> [YOUR TASK]:
Using the records below, please work out how many lines contain "changements"; answer with the number alone.

> [MATERIAL PROVIDED]:

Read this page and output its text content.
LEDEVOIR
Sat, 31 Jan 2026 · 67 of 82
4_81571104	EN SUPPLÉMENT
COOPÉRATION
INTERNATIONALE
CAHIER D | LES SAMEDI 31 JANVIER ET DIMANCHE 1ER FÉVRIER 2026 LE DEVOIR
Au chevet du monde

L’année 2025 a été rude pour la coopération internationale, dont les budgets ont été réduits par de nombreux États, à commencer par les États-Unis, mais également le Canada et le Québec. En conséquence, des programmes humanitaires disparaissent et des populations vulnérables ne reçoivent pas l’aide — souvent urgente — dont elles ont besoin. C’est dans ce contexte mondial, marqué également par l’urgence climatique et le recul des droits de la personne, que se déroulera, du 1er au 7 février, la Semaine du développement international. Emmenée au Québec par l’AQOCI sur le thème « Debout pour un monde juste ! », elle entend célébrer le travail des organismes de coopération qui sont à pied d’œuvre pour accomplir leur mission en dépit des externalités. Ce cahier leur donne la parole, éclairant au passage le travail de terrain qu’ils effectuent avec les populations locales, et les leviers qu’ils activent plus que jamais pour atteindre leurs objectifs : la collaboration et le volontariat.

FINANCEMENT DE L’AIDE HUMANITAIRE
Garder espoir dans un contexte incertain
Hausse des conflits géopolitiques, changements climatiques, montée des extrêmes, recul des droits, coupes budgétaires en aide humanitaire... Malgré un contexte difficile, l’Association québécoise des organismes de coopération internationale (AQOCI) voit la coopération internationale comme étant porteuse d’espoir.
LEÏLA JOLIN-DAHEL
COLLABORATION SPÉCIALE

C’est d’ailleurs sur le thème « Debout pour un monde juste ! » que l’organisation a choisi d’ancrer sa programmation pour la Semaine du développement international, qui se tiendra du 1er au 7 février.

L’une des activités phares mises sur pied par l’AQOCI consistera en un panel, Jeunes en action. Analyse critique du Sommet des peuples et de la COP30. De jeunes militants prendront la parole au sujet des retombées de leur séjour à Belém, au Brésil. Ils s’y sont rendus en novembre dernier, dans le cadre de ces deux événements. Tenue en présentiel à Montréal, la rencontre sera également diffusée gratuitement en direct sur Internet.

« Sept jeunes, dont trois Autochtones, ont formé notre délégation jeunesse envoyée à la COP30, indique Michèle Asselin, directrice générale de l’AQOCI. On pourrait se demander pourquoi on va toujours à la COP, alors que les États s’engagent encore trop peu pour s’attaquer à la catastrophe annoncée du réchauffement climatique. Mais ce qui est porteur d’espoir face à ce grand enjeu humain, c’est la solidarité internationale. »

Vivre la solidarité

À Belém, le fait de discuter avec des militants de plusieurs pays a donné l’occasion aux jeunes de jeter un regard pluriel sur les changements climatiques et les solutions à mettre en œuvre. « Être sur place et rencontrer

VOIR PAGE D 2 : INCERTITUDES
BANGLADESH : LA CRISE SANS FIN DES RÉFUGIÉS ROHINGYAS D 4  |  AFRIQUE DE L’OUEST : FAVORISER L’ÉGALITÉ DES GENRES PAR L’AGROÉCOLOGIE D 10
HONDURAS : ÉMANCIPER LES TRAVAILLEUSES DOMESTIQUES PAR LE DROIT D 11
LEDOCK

> [SOLUTION FOR THIS PROBLEM]:
2